__EXERCISE OBJECTIVE__
Scan the data. Collect each line that contains the word "false".

__RECORDS FOR THIS TASK__
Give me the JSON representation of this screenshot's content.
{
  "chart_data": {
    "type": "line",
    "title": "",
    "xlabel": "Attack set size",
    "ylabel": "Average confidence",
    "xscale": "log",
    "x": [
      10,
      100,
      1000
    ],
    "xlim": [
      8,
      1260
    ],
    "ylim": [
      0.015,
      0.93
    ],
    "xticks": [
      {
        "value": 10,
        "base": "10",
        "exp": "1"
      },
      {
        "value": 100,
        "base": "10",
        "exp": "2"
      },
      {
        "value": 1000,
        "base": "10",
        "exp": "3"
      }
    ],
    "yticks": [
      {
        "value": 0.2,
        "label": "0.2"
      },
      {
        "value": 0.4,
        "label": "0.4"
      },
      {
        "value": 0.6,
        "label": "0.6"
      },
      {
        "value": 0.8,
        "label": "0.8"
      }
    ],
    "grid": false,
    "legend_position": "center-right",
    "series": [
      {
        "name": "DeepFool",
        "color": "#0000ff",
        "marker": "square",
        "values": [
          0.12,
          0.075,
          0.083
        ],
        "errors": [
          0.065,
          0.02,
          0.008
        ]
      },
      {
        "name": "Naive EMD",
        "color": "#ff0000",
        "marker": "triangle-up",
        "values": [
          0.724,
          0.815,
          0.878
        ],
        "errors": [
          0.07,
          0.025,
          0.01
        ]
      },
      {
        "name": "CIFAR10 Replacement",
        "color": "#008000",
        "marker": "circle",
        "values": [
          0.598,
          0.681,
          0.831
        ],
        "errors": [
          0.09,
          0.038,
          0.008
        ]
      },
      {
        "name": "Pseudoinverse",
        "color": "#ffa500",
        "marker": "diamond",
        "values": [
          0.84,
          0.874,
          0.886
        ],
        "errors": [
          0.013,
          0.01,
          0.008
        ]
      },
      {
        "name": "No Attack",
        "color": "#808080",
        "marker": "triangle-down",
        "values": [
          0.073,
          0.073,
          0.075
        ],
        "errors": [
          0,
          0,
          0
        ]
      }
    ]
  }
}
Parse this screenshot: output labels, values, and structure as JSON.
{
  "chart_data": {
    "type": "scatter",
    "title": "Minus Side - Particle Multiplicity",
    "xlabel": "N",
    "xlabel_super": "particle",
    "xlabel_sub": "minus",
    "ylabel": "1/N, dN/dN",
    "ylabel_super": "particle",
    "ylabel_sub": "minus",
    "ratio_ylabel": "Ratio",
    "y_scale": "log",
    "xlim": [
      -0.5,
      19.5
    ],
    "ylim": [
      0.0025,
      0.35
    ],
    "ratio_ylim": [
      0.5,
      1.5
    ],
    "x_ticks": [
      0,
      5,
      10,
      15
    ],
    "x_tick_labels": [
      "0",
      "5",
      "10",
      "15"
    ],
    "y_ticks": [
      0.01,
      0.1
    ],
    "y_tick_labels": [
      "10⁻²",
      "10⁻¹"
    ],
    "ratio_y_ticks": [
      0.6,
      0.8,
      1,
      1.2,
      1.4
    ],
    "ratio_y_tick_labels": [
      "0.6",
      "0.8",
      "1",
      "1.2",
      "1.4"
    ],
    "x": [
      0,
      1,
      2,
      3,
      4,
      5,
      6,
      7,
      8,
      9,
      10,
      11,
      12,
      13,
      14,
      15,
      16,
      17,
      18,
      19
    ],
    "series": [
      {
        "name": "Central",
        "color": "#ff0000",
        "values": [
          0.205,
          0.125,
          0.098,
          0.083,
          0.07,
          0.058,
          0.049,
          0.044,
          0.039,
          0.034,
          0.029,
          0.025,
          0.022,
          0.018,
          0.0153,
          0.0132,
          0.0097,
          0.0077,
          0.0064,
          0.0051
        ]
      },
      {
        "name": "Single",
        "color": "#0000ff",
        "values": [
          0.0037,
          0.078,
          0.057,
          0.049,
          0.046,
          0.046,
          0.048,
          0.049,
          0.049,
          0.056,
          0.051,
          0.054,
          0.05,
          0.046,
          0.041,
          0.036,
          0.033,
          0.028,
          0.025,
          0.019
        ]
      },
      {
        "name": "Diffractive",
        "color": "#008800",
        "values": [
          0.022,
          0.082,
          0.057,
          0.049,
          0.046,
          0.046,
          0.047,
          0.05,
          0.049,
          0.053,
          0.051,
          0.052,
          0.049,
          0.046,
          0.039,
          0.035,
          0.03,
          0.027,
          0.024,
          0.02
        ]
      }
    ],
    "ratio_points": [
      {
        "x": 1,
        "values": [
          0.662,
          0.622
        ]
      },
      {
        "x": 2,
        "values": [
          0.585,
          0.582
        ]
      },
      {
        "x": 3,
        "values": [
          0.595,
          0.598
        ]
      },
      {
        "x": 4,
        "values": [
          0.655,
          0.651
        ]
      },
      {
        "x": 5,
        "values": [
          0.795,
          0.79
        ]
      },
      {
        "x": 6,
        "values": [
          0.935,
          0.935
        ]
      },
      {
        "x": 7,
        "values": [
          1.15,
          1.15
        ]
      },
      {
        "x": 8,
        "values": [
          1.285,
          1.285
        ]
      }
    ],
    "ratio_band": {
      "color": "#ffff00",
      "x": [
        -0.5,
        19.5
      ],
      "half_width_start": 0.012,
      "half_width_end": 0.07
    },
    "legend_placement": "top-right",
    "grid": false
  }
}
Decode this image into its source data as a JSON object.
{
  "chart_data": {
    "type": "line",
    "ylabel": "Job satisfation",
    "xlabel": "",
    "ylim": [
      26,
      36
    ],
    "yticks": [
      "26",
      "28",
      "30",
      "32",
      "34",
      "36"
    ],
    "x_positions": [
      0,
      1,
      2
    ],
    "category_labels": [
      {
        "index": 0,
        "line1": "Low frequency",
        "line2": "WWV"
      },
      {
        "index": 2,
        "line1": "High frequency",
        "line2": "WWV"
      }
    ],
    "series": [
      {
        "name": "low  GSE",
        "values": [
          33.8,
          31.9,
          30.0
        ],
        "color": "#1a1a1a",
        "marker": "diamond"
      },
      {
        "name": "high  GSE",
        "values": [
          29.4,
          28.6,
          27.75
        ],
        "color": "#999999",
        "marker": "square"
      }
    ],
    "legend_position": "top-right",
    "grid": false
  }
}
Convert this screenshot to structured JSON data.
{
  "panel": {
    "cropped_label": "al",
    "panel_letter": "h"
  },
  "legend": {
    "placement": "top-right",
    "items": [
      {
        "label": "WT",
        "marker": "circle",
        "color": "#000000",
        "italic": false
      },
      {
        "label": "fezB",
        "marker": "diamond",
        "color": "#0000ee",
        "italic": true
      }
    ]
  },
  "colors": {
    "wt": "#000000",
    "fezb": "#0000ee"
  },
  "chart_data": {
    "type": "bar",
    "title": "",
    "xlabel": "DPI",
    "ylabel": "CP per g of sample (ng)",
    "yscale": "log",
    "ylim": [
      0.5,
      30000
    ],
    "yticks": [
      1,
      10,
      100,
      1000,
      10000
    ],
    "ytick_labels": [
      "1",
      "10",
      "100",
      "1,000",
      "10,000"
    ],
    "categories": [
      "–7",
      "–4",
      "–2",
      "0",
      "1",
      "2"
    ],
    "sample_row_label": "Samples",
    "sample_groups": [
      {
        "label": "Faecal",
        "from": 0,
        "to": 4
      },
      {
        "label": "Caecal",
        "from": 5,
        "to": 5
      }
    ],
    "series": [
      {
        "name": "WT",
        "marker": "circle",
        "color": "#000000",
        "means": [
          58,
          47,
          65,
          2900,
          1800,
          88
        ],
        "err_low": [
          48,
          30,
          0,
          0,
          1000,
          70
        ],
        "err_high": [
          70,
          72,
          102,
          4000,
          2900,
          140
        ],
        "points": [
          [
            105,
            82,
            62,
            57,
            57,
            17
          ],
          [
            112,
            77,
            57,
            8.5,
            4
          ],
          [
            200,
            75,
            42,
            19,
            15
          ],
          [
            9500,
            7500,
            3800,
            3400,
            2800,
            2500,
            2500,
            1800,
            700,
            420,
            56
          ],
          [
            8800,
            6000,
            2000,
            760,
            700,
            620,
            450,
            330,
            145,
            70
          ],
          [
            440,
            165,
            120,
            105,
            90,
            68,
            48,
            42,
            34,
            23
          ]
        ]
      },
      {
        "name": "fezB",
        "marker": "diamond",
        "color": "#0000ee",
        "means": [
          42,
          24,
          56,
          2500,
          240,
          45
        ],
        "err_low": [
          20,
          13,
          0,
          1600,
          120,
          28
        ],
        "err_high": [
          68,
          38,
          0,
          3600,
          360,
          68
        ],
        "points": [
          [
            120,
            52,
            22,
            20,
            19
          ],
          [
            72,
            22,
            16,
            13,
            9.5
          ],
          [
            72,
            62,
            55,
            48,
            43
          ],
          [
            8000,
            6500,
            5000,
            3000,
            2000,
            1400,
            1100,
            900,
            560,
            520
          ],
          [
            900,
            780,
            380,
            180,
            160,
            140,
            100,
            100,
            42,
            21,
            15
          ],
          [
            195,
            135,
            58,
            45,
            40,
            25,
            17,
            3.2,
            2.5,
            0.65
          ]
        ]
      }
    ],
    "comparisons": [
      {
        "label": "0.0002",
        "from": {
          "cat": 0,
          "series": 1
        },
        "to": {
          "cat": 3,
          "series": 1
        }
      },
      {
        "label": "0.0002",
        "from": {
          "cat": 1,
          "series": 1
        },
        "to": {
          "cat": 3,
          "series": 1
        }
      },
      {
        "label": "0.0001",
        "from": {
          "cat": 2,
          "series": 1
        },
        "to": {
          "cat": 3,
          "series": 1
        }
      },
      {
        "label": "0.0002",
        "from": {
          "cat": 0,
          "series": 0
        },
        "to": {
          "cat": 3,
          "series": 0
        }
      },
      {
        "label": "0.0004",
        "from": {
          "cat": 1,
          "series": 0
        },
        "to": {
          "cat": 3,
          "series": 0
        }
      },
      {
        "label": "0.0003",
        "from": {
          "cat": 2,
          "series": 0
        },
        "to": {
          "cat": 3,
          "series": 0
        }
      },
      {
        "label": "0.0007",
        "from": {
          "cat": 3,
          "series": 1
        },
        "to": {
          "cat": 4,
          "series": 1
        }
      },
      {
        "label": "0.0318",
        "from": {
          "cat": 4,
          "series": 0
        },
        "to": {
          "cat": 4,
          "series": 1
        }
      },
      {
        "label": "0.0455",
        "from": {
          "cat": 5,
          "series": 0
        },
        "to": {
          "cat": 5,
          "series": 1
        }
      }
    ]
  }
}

__REPLY__
    "grid": false,
    "grid": false
    "grid": false
        "italic": false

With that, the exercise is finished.